↓↓↓

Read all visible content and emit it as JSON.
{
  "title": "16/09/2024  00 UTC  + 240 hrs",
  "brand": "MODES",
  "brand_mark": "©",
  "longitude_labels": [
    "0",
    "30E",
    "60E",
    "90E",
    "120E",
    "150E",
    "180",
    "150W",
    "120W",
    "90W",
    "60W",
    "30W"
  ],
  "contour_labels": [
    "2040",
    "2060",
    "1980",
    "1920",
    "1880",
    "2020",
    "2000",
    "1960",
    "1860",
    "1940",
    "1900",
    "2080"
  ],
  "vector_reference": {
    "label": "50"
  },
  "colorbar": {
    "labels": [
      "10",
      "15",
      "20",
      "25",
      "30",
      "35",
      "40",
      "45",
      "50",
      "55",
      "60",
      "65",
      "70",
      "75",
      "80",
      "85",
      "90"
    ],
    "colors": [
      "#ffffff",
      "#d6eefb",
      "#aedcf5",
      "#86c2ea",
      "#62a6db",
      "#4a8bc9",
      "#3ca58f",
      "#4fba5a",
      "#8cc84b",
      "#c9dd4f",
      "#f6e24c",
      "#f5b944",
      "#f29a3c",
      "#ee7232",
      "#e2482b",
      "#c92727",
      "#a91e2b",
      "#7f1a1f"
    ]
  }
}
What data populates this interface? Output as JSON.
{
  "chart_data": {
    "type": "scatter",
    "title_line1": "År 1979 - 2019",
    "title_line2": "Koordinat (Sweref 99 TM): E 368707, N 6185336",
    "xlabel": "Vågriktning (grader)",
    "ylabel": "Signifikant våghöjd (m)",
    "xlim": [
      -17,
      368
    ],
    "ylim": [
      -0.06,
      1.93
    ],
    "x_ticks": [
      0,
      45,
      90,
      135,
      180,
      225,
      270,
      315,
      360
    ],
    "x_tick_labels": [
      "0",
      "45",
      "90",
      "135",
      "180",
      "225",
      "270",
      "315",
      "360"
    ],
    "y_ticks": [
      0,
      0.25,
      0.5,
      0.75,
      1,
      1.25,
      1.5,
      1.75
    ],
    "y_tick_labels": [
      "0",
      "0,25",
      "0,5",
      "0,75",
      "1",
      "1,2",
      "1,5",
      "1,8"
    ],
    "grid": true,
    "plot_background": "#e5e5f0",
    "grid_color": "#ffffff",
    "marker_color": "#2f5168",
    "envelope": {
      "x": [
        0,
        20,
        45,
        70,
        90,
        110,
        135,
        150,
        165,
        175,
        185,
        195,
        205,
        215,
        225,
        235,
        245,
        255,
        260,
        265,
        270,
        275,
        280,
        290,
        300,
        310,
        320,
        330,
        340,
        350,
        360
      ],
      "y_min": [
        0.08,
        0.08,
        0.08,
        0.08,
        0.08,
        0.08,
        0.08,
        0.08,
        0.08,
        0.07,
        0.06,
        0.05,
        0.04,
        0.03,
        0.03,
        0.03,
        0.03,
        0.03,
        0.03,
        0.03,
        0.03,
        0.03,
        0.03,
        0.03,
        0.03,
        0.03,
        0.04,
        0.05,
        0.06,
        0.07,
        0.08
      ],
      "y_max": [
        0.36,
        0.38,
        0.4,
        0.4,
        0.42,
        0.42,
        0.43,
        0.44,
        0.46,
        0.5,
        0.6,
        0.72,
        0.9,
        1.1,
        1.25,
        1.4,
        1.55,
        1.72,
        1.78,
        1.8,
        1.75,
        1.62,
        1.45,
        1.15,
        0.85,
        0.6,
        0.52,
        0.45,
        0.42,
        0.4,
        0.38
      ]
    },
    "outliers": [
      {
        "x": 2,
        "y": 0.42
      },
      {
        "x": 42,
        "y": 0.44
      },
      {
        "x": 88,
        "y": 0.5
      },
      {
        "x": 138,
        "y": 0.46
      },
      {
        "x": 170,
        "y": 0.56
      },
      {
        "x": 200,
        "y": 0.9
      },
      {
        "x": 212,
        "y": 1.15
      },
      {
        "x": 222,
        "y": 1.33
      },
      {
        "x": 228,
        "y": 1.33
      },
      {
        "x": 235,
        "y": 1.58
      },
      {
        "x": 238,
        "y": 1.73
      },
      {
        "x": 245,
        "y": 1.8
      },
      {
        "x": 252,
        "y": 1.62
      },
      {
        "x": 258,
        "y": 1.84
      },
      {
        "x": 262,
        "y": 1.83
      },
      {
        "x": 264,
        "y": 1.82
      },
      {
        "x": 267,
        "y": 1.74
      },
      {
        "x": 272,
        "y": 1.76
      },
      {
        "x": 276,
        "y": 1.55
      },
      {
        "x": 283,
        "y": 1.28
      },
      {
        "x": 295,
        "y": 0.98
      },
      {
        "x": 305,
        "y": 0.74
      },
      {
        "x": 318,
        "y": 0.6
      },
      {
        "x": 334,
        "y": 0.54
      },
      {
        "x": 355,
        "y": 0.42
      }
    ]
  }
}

↑↑↑

Give every line of the material again, exactly as it reads.

Solution to the exercise
Read all visible content and emit it as JSON.
{
  "title": "16/09/2024  00 UTC  + 240 hrs",
  "brand": "MODES",
  "brand_mark": "©",
  "longitude_labels": [
    "0",
    "30E",
    "60E",
    "90E",
    "120E",
    "150E",
    "180",
    "150W",
    "120W",
    "90W",
    "60W",
    "30W"
  ],
  "contour_labels": [
    "2040",
    "2060",
    "1980",
    "1920",
    "1880",
    "2020",
    "2000",
    "1960",
    "1860",
    "1940",
    "1900",
    "2080"
  ],
  "vector_reference": {
    "label": "50"
  },
  "colorbar": {
    "labels": [
      "10",
      "15",
      "20",
      "25",
      "30",
      "35",
      "40",
      "45",
      "50",
      "55",
      "60",
      "65",
      "70",
      "75",
      "80",
      "85",
      "90"
    ],
    "colors": [
      "#ffffff",
      "#d6eefb",
      "#aedcf5",
      "#86c2ea",
      "#62a6db",
      "#4a8bc9",
      "#3ca58f",
      "#4fba5a",
      "#8cc84b",
      "#c9dd4f",
      "#f6e24c",
      "#f5b944",
      "#f29a3c",
      "#ee7232",
      "#e2482b",
      "#c92727",
      "#a91e2b",
      "#7f1a1f"
    ]
  }
}
What data populates this interface? Output as JSON.
{
  "chart_data": {
    "type": "scatter",
    "title_line1": "År 1979 - 2019",
    "title_line2": "Koordinat (Sweref 99 TM): E 368707, N 6185336",
    "xlabel": "Vågriktning (grader)",
    "ylabel": "Signifikant våghöjd (m)",
    "xlim": [
      -17,
      368
    ],
    "ylim": [
      -0.06,
      1.93
    ],
    "x_ticks": [
      0,
      45,
      90,
      135,
      180,
      225,
      270,
      315,
      360
    ],
    "x_tick_labels": [
      "0",
      "45",
      "90",
      "135",
      "180",
      "225",
      "270",
      "315",
      "360"
    ],
    "y_ticks": [
      0,
      0.25,
      0.5,
      0.75,
      1,
      1.25,
      1.5,
      1.75
    ],
    "y_tick_labels": [
      "0",
      "0,25",
      "0,5",
      "0,75",
      "1",
      "1,2",
      "1,5",
      "1,8"
    ],
    "grid": true,
    "plot_background": "#e5e5f0",
    "grid_color": "#ffffff",
    "marker_color": "#2f5168",
    "envelope": {
      "x": [
        0,
        20,
        45,
        70,
        90,
        110,
        135,
        150,
        165,
        175,
        185,
        195,
        205,
        215,
        225,
        235,
        245,
        255,
        260,
        265,
        270,
        275,
        280,
        290,
        300,
        310,
        320,
        330,
        340,
        350,
        360
      ],
      "y_min": [
        0.08,
        0.08,
        0.08,
        0.08,
        0.08,
        0.08,
        0.08,
        0.08,
        0.08,
        0.07,
        0.06,
        0.05,
        0.04,
        0.03,
        0.03,
        0.03,
        0.03,
        0.03,
        0.03,
        0.03,
        0.03,
        0.03,
        0.03,
        0.03,
        0.03,
        0.03,
        0.04,
        0.05,
        0.06,
        0.07,
        0.08
      ],
      "y_max": [
        0.36,
        0.38,
        0.4,
        0.4,
        0.42,
        0.42,
        0.43,
        0.44,
        0.46,
        0.5,
        0.6,
        0.72,
        0.9,
        1.1,
        1.25,
        1.4,
        1.55,
        1.72,
        1.78,
        1.8,
        1.75,
        1.62,
        1.45,
        1.15,
        0.85,
        0.6,
        0.52,
        0.45,
        0.42,
        0.4,
        0.38
      ]
    },
    "outliers": [
      {
        "x": 2,
        "y": 0.42
      },
      {
        "x": 42,
        "y": 0.44
      },
      {
        "x": 88,
        "y": 0.5
      },
      {
        "x": 138,
        "y": 0.46
      },
      {
        "x": 170,
        "y": 0.56
      },
      {
        "x": 200,
        "y": 0.9
      },
      {
        "x": 212,
        "y": 1.15
      },
      {
        "x": 222,
        "y": 1.33
      },
      {
        "x": 228,
        "y": 1.33
      },
      {
        "x": 235,
        "y": 1.58
      },
      {
        "x": 238,
        "y": 1.73
      },
      {
        "x": 245,
        "y": 1.8
      },
      {
        "x": 252,
        "y": 1.62
      },
      {
        "x": 258,
        "y": 1.84
      },
      {
        "x": 262,
        "y": 1.83
      },
      {
        "x": 264,
        "y": 1.82
      },
      {
        "x": 267,
        "y": 1.74
      },
      {
        "x": 272,
        "y": 1.76
      },
      {
        "x": 276,
        "y": 1.55
      },
      {
        "x": 283,
        "y": 1.28
      },
      {
        "x": 295,
        "y": 0.98
      },
      {
        "x": 305,
        "y": 0.74
      },
      {
        "x": 318,
        "y": 0.6
      },
      {
        "x": 334,
        "y": 0.54
      },
      {
        "x": 355,
        "y": 0.42
      }
    ]
  }
}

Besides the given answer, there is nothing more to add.